**WRITTEN TASK:**
Every line that holds "title" should be shown.

**INFORMATION SUPPLIED:**
-*-

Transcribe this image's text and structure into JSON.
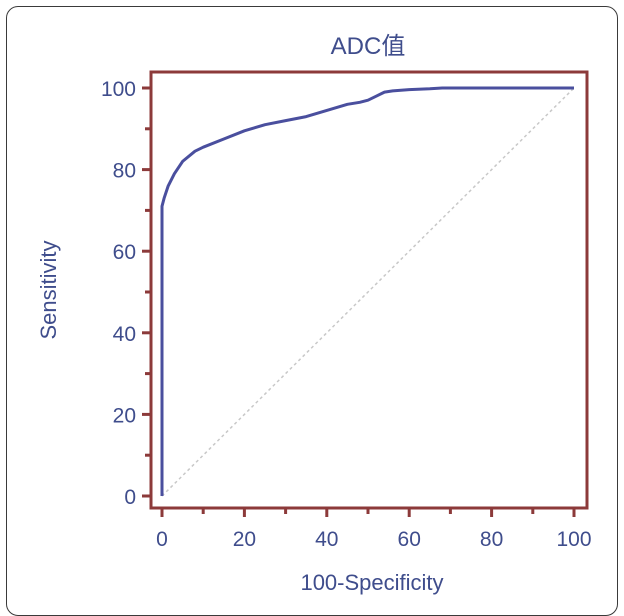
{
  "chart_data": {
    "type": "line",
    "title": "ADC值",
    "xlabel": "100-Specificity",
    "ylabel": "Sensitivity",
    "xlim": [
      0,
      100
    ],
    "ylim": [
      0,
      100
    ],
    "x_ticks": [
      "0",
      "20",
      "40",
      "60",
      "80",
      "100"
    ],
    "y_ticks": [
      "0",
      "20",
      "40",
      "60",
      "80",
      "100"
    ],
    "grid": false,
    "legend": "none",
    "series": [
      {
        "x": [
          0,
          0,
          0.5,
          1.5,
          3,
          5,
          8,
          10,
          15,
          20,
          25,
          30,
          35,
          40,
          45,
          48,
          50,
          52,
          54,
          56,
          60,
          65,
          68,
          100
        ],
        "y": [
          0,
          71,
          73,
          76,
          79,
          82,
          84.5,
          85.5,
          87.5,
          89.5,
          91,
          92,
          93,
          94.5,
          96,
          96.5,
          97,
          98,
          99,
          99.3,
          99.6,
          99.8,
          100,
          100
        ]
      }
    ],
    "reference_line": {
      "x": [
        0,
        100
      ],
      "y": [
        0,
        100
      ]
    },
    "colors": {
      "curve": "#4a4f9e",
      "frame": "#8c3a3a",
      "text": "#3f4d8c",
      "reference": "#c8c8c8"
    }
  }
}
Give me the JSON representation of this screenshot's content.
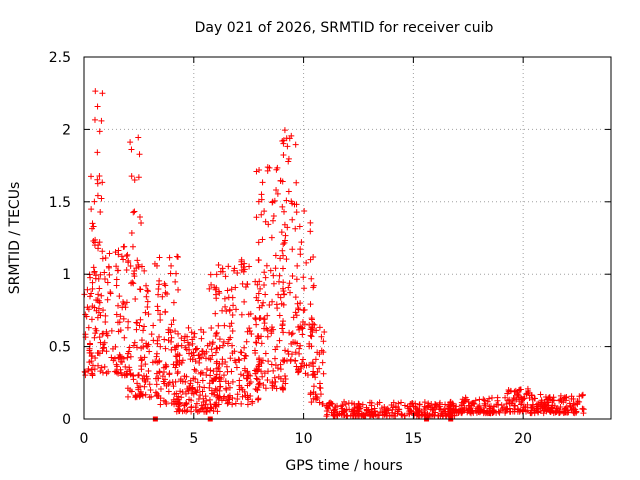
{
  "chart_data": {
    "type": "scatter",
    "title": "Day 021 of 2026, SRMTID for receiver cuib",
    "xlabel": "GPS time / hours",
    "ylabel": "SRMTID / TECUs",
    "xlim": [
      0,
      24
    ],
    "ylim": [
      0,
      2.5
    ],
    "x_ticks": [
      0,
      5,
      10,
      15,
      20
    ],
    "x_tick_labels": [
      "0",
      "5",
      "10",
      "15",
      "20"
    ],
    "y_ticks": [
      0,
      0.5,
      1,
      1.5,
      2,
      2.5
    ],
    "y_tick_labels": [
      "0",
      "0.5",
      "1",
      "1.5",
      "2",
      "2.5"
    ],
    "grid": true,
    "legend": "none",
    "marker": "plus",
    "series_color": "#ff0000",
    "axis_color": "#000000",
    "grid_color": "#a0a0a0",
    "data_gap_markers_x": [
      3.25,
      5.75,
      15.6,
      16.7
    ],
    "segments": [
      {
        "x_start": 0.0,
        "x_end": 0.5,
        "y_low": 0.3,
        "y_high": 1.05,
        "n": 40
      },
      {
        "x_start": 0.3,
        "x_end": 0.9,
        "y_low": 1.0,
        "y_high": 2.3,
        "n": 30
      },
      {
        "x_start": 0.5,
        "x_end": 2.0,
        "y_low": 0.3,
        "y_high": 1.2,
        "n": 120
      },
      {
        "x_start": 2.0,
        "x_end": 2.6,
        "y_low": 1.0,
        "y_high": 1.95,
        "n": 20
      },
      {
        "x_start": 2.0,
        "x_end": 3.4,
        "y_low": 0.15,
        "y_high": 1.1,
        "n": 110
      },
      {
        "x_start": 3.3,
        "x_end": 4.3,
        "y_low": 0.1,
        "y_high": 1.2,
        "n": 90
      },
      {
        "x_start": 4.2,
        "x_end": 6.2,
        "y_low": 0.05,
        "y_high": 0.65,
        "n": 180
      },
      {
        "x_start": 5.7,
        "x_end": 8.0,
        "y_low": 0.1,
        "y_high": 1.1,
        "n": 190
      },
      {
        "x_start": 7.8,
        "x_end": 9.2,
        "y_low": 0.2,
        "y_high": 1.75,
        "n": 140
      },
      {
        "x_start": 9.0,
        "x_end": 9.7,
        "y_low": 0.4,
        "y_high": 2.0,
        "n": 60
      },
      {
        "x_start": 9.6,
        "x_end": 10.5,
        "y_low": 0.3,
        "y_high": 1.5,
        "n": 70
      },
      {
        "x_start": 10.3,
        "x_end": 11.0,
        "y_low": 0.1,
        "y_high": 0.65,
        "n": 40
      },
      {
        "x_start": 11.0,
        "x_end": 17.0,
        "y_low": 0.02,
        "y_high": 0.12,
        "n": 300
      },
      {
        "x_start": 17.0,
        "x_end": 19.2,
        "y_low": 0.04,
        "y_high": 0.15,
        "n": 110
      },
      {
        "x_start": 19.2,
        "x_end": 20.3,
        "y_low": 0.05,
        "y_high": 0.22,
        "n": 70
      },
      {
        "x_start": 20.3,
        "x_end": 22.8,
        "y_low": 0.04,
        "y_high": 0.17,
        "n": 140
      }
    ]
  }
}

-*-

**FINAL RESULT:**
    "title": "ADC值",
    "title": "Day 021 of 2026, SRMTID for receiver cuib",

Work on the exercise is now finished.